WHAT YOU HAVE TO DO: Retype all material exactly. Pictures stay out of the copy.

(Stored data entries)
=====
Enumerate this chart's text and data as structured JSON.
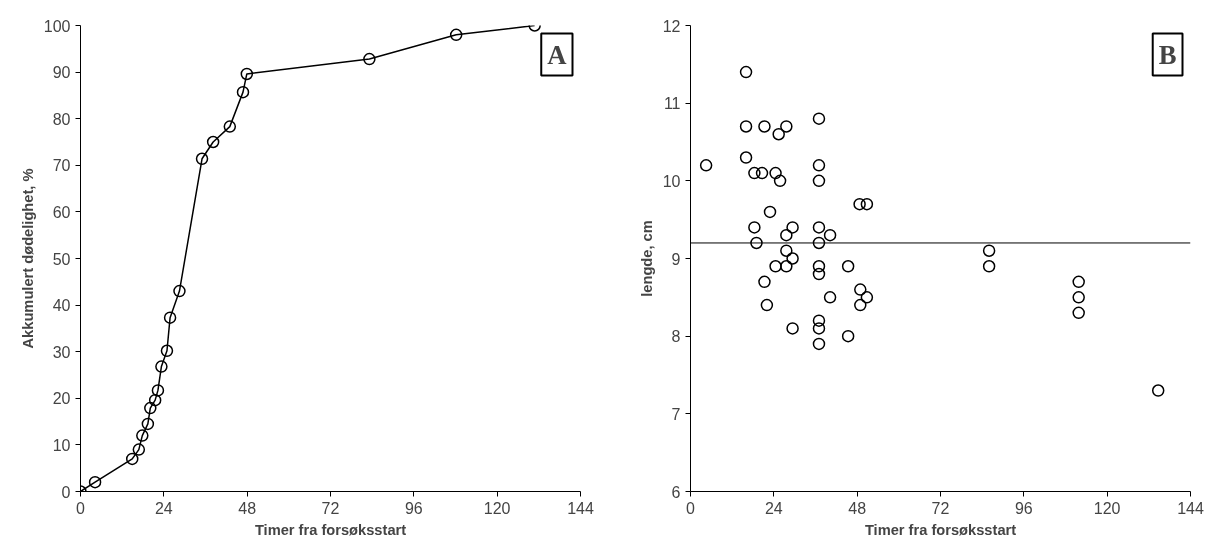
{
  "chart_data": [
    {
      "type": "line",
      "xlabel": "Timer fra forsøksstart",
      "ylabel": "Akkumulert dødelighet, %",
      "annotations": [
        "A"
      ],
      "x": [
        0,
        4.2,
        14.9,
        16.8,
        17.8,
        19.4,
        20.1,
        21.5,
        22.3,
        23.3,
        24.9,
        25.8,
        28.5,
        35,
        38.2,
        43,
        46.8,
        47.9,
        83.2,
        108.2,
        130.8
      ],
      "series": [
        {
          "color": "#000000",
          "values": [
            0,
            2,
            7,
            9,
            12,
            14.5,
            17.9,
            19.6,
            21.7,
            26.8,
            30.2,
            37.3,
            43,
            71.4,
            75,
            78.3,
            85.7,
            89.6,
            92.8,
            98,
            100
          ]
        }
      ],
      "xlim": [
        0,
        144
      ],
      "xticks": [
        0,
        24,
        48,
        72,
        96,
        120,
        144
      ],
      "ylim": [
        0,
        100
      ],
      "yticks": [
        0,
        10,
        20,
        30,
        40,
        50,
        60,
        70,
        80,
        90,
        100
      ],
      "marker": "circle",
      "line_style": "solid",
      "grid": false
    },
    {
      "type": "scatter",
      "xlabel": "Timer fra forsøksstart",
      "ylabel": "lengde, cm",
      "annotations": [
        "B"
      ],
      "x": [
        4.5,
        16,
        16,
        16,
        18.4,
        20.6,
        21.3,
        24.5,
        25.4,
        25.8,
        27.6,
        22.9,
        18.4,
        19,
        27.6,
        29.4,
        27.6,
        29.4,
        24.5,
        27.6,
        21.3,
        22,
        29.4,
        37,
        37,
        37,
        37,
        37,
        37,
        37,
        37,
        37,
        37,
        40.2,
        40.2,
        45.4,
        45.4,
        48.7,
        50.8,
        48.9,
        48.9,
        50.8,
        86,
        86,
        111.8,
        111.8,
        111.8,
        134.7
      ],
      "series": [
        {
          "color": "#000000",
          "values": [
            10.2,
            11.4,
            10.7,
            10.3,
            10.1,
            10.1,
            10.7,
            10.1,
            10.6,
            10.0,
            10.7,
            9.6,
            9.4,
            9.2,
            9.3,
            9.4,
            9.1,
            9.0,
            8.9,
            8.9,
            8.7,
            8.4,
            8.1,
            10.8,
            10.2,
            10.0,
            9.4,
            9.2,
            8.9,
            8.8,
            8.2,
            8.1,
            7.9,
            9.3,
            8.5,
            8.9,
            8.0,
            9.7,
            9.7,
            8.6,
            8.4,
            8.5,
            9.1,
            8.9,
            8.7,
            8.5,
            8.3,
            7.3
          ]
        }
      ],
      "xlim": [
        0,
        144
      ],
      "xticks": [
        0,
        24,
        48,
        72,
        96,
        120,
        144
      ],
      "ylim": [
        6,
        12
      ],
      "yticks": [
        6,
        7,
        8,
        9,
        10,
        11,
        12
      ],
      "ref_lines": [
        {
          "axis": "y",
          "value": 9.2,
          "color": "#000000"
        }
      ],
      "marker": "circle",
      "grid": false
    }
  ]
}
=====
EXERCISE RESPONSE:
Enumerate this chart's text and data as structured JSON.
{
  "chart_data": [
    {
      "type": "line",
      "xlabel": "Timer fra forsøksstart",
      "ylabel": "Akkumulert dødelighet, %",
      "annotations": [
        "A"
      ],
      "x": [
        0,
        4.2,
        14.9,
        16.8,
        17.8,
        19.4,
        20.1,
        21.5,
        22.3,
        23.3,
        24.9,
        25.8,
        28.5,
        35,
        38.2,
        43,
        46.8,
        47.9,
        83.2,
        108.2,
        130.8
      ],
      "series": [
        {
          "color": "#000000",
          "values": [
            0,
            2,
            7,
            9,
            12,
            14.5,
            17.9,
            19.6,
            21.7,
            26.8,
            30.2,
            37.3,
            43,
            71.4,
            75,
            78.3,
            85.7,
            89.6,
            92.8,
            98,
            100
          ]
        }
      ],
      "xlim": [
        0,
        144
      ],
      "xticks": [
        0,
        24,
        48,
        72,
        96,
        120,
        144
      ],
      "ylim": [
        0,
        100
      ],
      "yticks": [
        0,
        10,
        20,
        30,
        40,
        50,
        60,
        70,
        80,
        90,
        100
      ],
      "marker": "circle",
      "line_style": "solid",
      "grid": false
    },
    {
      "type": "scatter",
      "xlabel": "Timer fra forsøksstart",
      "ylabel": "lengde, cm",
      "annotations": [
        "B"
      ],
      "x": [
        4.5,
        16,
        16,
        16,
        18.4,
        20.6,
        21.3,
        24.5,
        25.4,
        25.8,
        27.6,
        22.9,
        18.4,
        19,
        27.6,
        29.4,
        27.6,
        29.4,
        24.5,
        27.6,
        21.3,
        22,
        29.4,
        37,
        37,
        37,
        37,
        37,
        37,
        37,
        37,
        37,
        37,
        40.2,
        40.2,
        45.4,
        45.4,
        48.7,
        50.8,
        48.9,
        48.9,
        50.8,
        86,
        86,
        111.8,
        111.8,
        111.8,
        134.7
      ],
      "series": [
        {
          "color": "#000000",
          "values": [
            10.2,
            11.4,
            10.7,
            10.3,
            10.1,
            10.1,
            10.7,
            10.1,
            10.6,
            10.0,
            10.7,
            9.6,
            9.4,
            9.2,
            9.3,
            9.4,
            9.1,
            9.0,
            8.9,
            8.9,
            8.7,
            8.4,
            8.1,
            10.8,
            10.2,
            10.0,
            9.4,
            9.2,
            8.9,
            8.8,
            8.2,
            8.1,
            7.9,
            9.3,
            8.5,
            8.9,
            8.0,
            9.7,
            9.7,
            8.6,
            8.4,
            8.5,
            9.1,
            8.9,
            8.7,
            8.5,
            8.3,
            7.3
          ]
        }
      ],
      "xlim": [
        0,
        144
      ],
      "xticks": [
        0,
        24,
        48,
        72,
        96,
        120,
        144
      ],
      "ylim": [
        6,
        12
      ],
      "yticks": [
        6,
        7,
        8,
        9,
        10,
        11,
        12
      ],
      "ref_lines": [
        {
          "axis": "y",
          "value": 9.2,
          "color": "#000000"
        }
      ],
      "marker": "circle",
      "grid": false
    }
  ]
}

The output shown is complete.